◆ ENUNCIADO
Reproduza, sem alterações, o trecho do texto sobre a Celg e as distribuidoras da Eletrobras que começa em "Nesse contexto, a" e termina em "convencional ou renovável.".
━━━━━ TEXTO ━━━━━
Nesse contexto, a Celg é interessante, mas ao preço correto, ficaremos atentos a oportunidades de sinergia. Não é apenas por crescer sem a lógica empresarial ou operacional. Vamos olhar as demais distribuidoras da Eletrobras por dever de oficio, mas são menos atrativas essas concessões do que as oportunidades no Sul e no Sudeste, por exemplo. Essas duas regiões para nós são prioridades, mas sem dúvida vamos olhar. Em geração eu diria que para nós o ativo é mais atrativo quanto maior o controle que tivermos. Utilizar a nossa estrutura, obtermos sinergia com nossas outras áreas corporativas e operacionais… ser minoritário é menos atrativo do que ter a participação relevante em uma companhia de geração, seja em energia convencional ou renovável.
━━━━━ DADOS FORNECIDOS ━━━━━
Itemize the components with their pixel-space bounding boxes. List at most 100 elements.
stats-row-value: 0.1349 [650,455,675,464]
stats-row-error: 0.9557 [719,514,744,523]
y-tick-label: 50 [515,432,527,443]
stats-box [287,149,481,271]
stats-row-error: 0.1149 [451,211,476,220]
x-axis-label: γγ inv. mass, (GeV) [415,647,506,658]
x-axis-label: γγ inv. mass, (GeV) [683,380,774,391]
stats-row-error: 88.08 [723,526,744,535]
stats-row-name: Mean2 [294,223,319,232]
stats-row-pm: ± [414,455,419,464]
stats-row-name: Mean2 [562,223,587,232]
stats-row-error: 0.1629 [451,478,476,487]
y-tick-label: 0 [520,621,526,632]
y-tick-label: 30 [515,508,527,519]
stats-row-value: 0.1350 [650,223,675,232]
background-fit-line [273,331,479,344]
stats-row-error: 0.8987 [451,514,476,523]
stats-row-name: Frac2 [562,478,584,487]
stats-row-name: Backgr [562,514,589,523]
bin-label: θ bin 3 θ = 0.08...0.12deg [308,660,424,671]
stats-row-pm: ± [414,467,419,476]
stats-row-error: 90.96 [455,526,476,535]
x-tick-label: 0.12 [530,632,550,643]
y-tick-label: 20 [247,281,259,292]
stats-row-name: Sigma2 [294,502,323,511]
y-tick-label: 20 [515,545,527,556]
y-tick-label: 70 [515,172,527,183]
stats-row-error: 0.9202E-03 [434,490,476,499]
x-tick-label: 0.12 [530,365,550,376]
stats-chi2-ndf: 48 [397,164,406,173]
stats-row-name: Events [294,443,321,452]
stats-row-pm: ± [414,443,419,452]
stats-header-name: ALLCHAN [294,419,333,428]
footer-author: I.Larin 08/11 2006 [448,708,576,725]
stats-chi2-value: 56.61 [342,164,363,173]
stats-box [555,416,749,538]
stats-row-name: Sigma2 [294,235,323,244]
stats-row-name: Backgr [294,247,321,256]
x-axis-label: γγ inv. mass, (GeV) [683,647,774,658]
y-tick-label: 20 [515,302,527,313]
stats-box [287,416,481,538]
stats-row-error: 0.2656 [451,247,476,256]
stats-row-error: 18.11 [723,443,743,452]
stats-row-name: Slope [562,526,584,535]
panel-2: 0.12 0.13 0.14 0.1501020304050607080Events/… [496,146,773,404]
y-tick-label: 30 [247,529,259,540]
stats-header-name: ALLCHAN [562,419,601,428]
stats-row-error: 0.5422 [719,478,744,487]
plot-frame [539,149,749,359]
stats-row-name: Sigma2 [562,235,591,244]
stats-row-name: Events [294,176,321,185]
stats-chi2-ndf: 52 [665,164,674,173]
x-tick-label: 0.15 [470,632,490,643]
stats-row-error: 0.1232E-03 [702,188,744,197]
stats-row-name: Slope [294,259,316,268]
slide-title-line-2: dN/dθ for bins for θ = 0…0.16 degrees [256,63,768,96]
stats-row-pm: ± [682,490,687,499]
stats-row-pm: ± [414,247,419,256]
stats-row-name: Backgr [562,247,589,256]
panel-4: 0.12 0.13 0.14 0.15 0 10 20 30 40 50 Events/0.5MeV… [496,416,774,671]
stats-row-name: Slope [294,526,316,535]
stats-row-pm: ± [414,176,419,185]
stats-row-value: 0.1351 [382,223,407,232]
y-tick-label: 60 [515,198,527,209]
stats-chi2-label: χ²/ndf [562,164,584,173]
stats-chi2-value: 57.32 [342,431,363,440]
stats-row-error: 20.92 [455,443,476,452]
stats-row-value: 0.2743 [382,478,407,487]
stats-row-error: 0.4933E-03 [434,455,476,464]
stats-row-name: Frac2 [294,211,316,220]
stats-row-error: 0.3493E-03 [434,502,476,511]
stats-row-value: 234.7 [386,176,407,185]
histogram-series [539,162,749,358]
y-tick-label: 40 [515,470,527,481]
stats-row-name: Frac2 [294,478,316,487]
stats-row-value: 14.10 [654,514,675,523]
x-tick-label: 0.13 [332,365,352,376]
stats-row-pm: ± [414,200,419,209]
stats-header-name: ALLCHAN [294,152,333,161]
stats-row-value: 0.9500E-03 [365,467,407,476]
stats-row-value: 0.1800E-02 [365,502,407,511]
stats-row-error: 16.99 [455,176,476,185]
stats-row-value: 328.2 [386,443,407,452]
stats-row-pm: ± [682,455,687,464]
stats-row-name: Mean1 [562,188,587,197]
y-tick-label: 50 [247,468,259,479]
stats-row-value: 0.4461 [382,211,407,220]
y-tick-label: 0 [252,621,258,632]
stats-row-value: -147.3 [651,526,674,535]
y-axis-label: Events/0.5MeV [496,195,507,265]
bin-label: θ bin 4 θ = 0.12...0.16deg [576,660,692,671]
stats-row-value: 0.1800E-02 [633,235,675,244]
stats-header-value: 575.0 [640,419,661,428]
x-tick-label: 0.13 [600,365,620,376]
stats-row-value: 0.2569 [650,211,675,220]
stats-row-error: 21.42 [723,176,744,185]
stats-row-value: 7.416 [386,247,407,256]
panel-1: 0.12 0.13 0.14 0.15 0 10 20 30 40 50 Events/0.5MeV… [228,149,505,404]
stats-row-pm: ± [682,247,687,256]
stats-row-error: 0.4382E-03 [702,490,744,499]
━━━━━
◆ RESOLUÇÃO COMENTADA
Nesse contexto, a Celg é interessante, mas ao preço correto, ficaremos atentos a oportunidades de sinergia. Não é apenas por crescer sem a lógica empresarial ou operacional. Vamos olhar as demais distribuidoras da Eletrobras por dever de oficio, mas são menos atrativas essas concessões do que as oportunidades no Sul e no Sudeste, por exemplo. Essas duas regiões para nós são prioridades, mas sem dúvida vamos olhar. Em geração eu diria que para nós o ativo é mais atrativo quanto maior o controle que tivermos. Utilizar a nossa estrutura, obtermos sinergia com nossas outras áreas corporativas e operacionais… ser minoritário é menos atrativo do que ter a participação relevante em uma companhia de geração, seja em energia convencional ou renovável.